Your objective
Filter this data down to the lines that hold "what", and copy them.

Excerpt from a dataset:

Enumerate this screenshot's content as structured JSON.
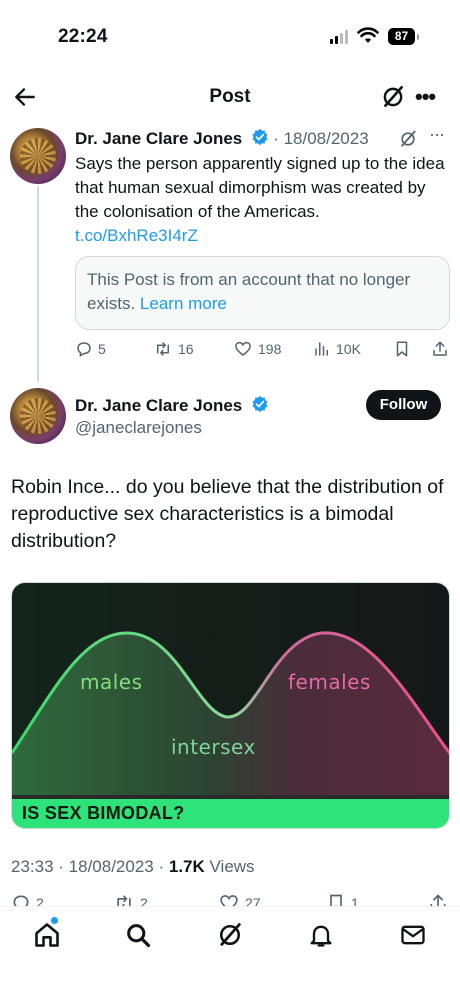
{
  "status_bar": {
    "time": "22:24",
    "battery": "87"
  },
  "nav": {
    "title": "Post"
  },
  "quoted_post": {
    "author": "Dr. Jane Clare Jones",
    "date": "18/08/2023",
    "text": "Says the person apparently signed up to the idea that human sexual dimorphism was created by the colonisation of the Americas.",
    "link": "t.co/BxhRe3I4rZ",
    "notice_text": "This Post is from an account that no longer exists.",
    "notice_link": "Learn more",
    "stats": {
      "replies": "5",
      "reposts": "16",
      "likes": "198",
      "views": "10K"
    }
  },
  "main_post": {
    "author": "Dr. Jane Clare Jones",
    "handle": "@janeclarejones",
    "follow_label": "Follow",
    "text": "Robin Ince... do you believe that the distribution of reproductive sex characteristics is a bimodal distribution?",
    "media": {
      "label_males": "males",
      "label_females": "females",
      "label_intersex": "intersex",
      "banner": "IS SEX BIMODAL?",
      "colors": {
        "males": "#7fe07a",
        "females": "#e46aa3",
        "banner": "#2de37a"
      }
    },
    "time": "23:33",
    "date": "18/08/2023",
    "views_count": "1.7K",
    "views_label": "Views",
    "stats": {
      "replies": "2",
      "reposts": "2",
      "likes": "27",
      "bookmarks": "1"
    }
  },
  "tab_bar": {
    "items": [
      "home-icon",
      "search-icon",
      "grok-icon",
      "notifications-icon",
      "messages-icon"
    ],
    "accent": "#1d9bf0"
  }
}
...
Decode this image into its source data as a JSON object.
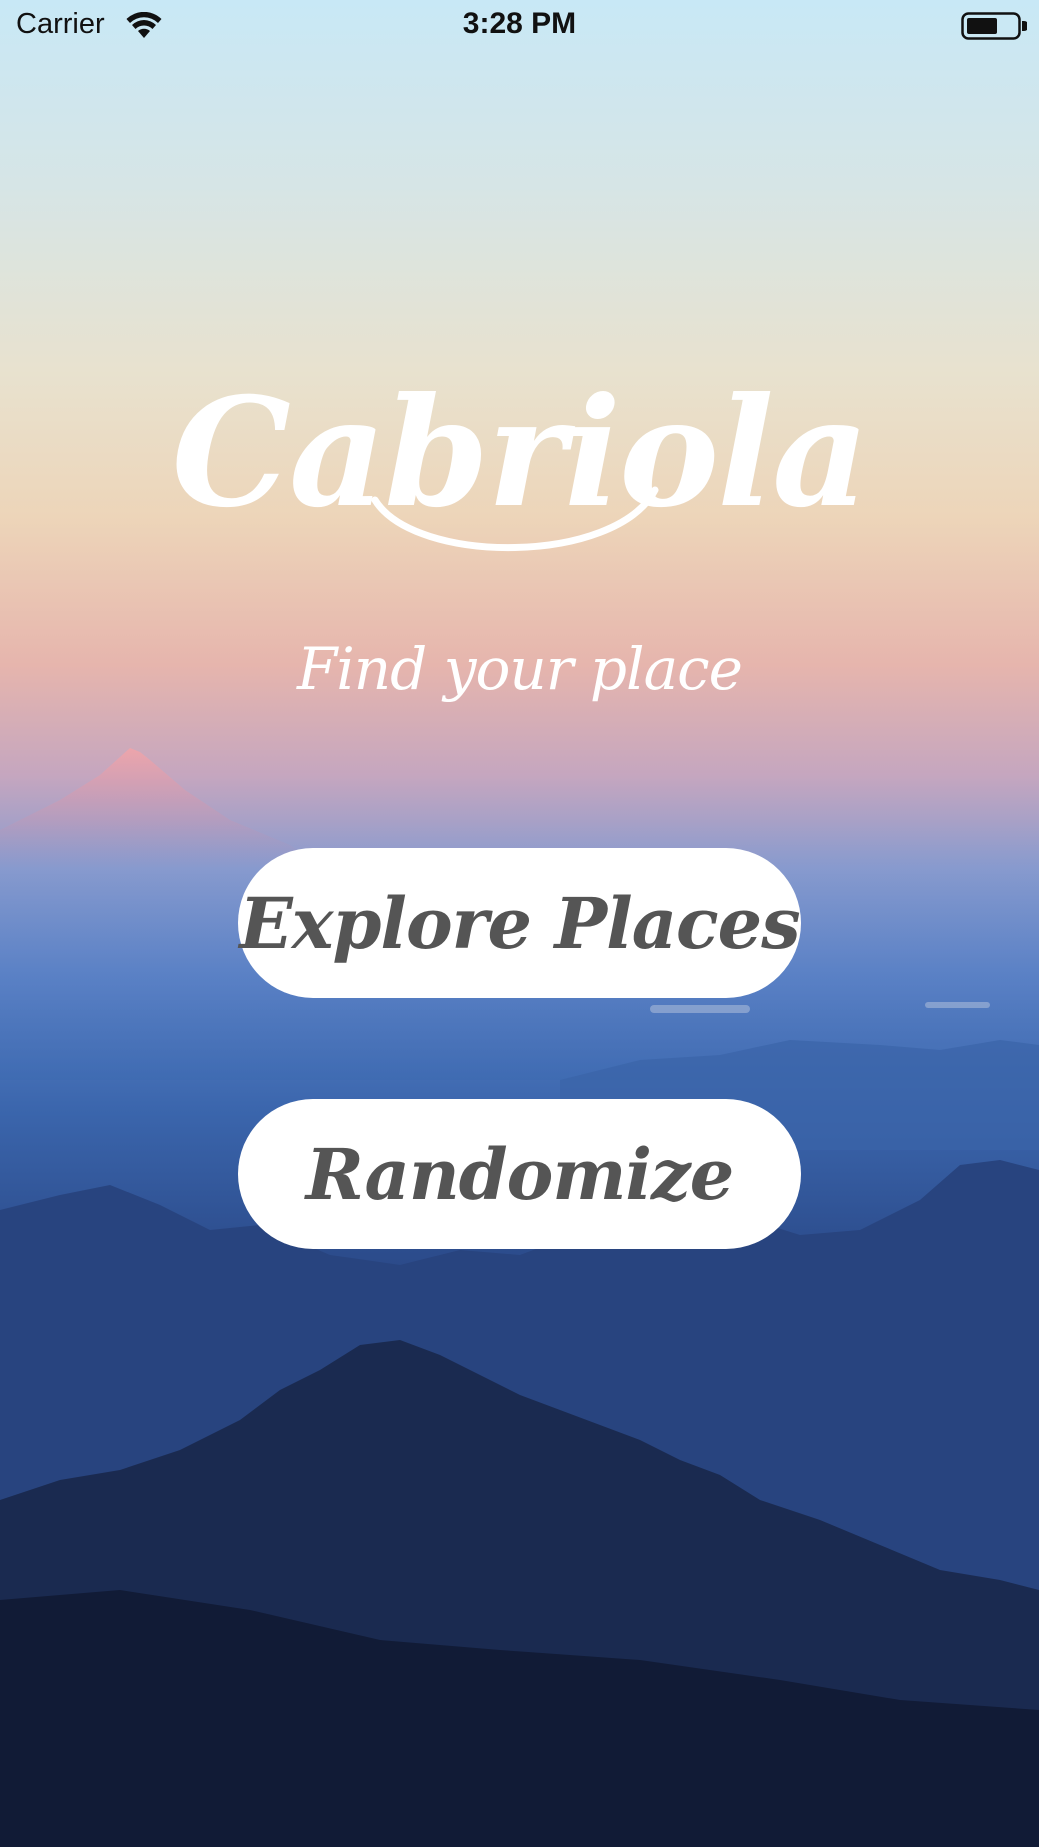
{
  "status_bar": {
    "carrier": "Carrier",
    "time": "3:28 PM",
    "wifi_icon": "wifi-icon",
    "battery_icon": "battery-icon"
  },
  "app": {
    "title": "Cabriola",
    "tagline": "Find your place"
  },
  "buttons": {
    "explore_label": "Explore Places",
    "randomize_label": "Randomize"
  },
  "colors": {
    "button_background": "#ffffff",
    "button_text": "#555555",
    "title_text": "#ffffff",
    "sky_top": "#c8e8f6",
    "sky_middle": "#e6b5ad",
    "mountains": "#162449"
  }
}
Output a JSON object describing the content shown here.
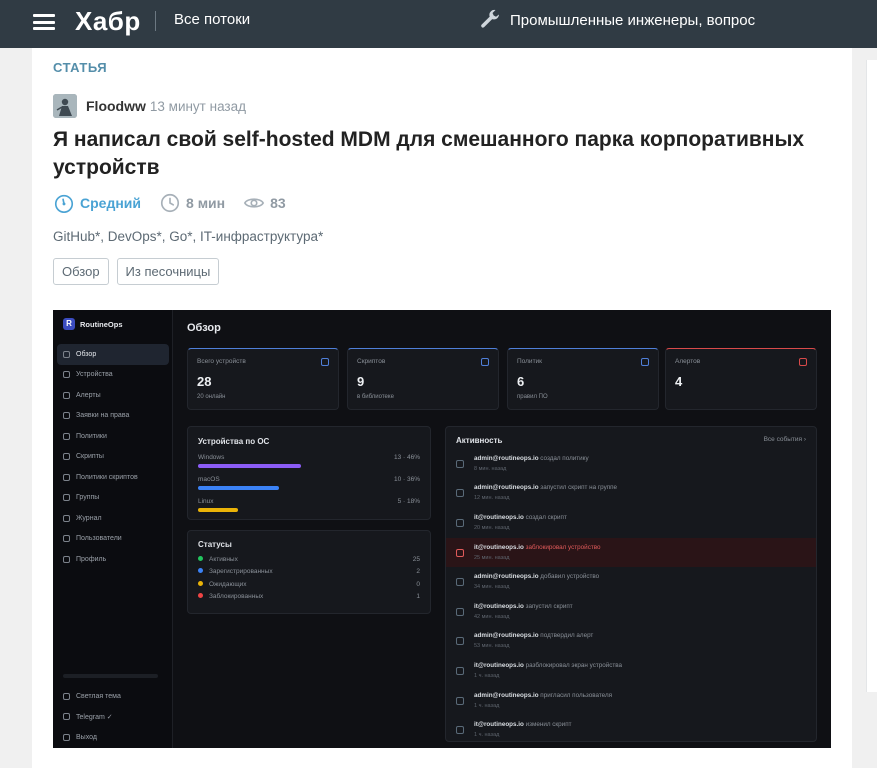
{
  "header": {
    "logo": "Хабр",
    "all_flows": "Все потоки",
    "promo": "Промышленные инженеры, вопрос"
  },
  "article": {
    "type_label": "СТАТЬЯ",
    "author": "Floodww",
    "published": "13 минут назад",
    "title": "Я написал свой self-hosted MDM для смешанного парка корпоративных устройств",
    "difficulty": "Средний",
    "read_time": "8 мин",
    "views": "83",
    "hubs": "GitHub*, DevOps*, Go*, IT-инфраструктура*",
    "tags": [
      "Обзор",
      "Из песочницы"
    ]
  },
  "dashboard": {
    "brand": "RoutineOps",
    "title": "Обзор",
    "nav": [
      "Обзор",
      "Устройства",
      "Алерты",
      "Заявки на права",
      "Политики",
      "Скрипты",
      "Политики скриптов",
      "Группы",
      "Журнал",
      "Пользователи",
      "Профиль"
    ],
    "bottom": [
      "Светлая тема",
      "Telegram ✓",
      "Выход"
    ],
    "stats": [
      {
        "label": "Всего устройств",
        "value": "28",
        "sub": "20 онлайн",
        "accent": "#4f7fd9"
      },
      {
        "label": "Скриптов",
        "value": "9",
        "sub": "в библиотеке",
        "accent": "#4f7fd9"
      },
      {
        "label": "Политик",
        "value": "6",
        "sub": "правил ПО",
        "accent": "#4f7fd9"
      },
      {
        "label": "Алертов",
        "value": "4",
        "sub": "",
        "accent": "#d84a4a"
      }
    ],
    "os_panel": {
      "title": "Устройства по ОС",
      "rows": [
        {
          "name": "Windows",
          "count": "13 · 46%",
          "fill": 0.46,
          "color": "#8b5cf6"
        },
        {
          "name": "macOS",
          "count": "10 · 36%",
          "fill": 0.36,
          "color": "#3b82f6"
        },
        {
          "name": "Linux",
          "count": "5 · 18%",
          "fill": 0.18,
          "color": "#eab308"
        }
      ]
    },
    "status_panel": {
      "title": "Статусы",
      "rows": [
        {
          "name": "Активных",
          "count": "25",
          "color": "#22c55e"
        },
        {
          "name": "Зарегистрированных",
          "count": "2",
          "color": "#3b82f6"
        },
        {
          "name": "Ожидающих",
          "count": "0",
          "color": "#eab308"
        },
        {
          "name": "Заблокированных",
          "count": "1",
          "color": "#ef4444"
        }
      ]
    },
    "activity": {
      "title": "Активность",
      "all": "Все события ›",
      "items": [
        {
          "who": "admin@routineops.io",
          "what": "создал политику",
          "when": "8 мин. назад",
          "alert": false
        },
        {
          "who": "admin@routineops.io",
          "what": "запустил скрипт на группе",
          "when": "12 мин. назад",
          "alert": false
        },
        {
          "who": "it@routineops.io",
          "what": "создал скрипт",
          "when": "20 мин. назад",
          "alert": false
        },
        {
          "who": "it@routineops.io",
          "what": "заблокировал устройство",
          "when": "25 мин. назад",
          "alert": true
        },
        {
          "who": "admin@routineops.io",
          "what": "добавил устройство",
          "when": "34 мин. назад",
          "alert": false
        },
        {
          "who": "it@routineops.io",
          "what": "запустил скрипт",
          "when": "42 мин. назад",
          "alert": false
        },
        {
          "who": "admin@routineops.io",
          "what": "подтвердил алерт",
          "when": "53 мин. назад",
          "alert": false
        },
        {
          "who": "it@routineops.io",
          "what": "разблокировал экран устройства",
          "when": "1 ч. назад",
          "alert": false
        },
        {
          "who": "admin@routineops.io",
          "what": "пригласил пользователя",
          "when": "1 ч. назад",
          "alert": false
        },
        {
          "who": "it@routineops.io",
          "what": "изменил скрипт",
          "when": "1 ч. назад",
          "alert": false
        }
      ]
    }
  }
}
==
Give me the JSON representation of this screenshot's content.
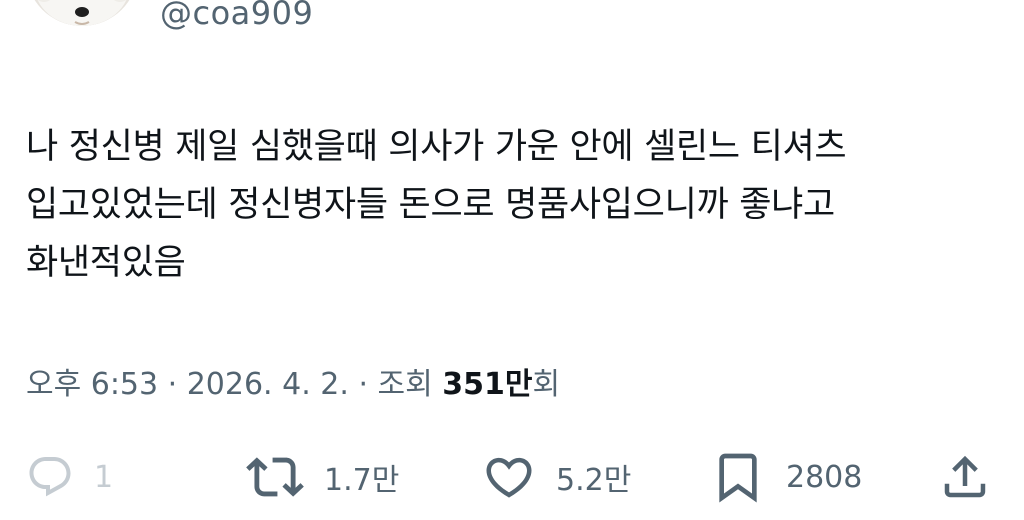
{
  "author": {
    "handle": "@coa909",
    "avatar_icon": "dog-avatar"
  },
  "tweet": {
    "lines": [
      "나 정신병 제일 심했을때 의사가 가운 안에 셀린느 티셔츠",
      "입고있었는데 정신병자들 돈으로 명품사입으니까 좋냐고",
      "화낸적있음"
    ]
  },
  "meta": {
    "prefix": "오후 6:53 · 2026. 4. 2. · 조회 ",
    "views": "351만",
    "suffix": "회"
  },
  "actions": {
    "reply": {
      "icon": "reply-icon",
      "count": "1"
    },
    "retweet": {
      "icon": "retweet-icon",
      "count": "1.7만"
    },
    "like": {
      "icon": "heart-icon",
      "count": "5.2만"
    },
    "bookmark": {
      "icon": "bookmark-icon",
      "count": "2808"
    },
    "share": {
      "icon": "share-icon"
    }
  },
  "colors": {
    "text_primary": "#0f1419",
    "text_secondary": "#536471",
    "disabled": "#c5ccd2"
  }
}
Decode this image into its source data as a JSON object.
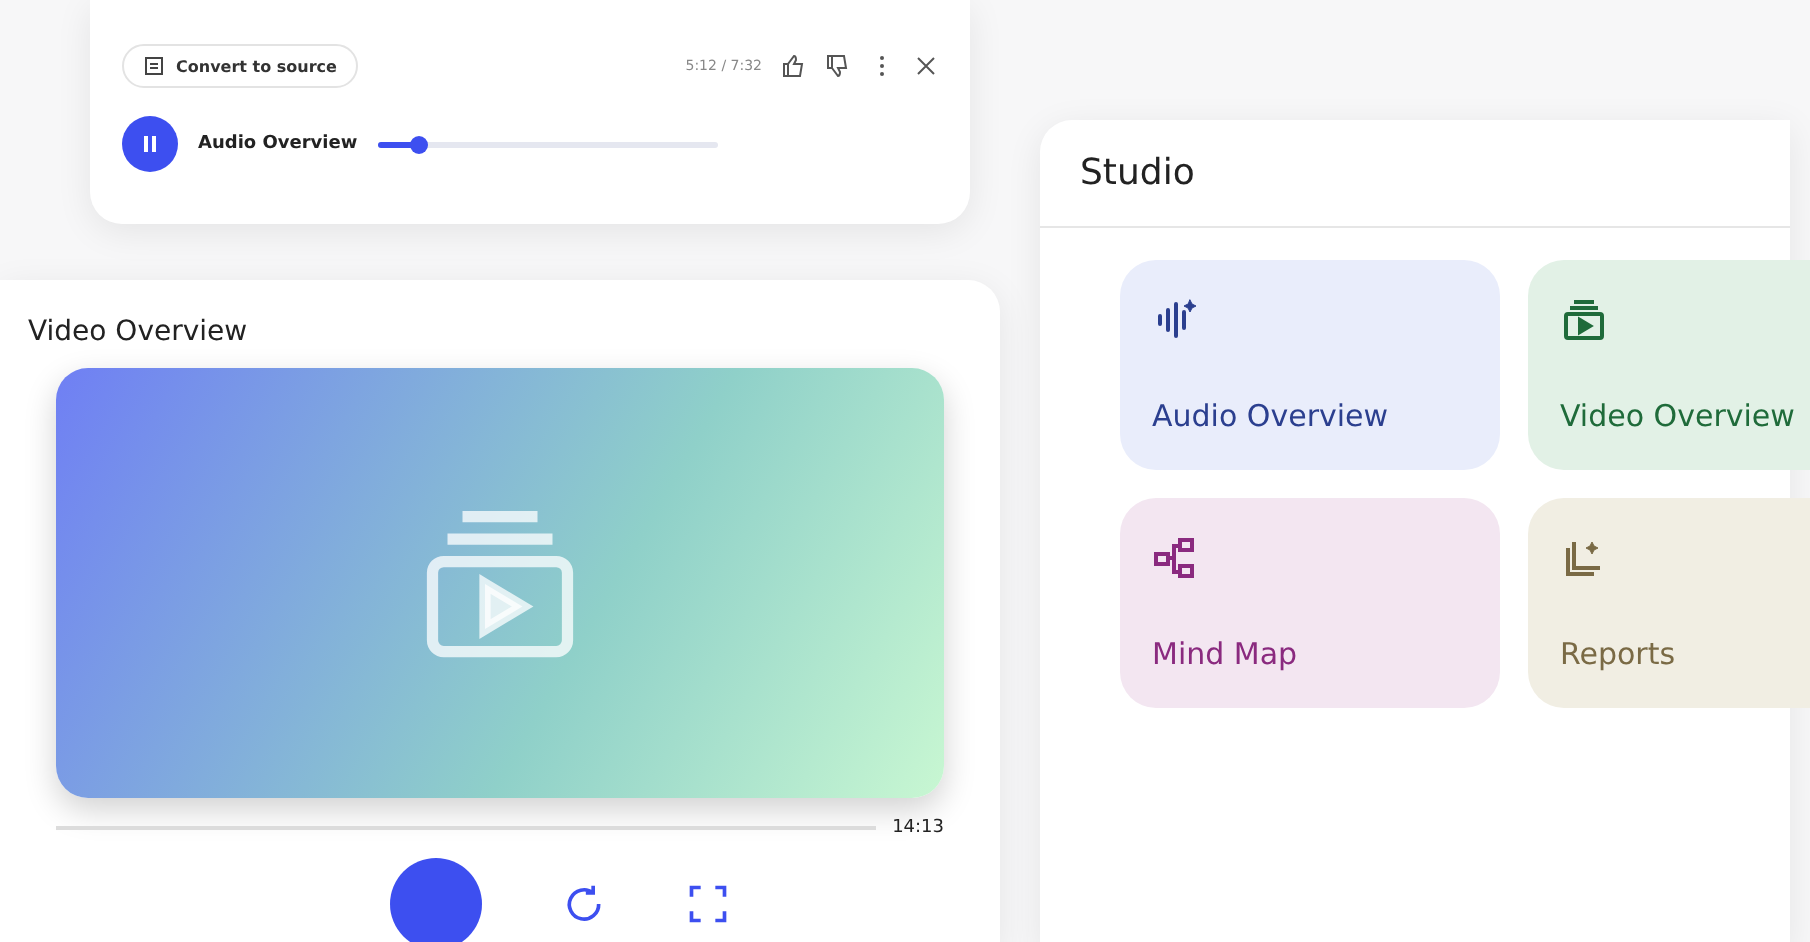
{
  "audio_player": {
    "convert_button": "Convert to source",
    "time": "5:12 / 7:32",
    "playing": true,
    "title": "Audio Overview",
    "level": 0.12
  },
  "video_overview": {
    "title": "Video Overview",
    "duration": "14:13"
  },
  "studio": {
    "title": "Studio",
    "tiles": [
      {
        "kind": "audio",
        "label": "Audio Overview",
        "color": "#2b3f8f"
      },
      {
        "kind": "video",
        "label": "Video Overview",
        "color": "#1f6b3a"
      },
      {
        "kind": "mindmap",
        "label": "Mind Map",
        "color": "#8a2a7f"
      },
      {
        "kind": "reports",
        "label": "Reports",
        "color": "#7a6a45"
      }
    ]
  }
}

Task output
          "what": "создал политику",
          "what": "запустил скрипт на группе",
          "what": "создал скрипт",
          "what": "заблокировал устройство",
          "what": "добавил устройство",
          "what": "запустил скрипт",
          "what": "подтвердил алерт",
          "what": "разблокировал экран устройства",
          "what": "пригласил пользователя",
          "what": "изменил скрипт",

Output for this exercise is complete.